**The records:**
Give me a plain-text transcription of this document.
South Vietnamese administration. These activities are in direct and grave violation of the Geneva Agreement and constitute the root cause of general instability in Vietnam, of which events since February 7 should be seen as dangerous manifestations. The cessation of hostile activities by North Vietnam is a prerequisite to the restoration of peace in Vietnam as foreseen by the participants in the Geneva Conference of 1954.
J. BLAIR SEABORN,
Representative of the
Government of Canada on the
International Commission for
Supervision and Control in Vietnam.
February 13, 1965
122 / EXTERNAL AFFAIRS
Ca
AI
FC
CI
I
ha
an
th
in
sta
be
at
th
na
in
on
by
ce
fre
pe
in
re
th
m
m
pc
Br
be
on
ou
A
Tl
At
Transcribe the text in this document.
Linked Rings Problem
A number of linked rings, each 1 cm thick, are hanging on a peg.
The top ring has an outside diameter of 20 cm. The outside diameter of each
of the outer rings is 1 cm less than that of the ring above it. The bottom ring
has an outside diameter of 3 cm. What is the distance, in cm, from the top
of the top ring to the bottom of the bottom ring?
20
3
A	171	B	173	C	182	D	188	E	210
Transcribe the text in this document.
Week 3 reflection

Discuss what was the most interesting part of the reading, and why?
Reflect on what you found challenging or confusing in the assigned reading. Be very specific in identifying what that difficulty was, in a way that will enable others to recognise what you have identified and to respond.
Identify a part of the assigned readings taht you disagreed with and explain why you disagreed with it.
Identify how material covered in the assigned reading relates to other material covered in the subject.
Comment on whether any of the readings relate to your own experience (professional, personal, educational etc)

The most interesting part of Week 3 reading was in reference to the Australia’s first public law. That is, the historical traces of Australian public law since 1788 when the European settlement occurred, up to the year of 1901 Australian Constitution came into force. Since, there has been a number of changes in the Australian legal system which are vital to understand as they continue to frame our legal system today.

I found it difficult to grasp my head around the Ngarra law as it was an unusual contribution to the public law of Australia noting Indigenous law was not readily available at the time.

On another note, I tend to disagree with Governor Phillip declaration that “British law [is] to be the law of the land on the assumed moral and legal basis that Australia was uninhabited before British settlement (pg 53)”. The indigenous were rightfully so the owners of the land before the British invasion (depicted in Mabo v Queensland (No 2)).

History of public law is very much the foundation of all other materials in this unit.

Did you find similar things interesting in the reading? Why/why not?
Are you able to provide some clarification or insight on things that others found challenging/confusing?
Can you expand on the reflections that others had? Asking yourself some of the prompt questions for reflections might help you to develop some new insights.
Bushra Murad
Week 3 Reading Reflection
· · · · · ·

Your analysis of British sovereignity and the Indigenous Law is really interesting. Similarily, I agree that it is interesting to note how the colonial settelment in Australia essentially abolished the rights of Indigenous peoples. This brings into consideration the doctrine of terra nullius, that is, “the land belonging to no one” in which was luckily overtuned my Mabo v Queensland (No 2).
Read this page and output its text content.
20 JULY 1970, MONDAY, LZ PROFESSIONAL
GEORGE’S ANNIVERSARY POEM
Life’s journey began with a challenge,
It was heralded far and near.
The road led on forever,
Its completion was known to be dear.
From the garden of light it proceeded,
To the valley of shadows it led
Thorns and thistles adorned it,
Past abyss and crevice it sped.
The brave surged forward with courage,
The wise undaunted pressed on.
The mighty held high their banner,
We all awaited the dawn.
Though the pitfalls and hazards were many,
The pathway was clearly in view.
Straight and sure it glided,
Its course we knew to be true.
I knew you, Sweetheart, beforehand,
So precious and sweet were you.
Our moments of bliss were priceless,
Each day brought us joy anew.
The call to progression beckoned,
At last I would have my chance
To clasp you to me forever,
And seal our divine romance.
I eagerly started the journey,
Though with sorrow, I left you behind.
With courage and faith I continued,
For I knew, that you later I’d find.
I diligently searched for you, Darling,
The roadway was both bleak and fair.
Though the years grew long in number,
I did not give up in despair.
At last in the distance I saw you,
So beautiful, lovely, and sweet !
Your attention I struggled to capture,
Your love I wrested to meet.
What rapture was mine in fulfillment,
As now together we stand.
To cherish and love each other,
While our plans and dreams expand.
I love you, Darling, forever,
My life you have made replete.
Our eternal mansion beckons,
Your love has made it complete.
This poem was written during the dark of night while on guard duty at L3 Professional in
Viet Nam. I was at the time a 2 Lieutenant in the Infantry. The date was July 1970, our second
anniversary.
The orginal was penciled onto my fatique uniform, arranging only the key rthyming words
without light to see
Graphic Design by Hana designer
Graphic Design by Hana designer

**Problem requirements:** Tally the lines of the listing above that include the word "Though". Answer with the number alone.

**Solution below:** 3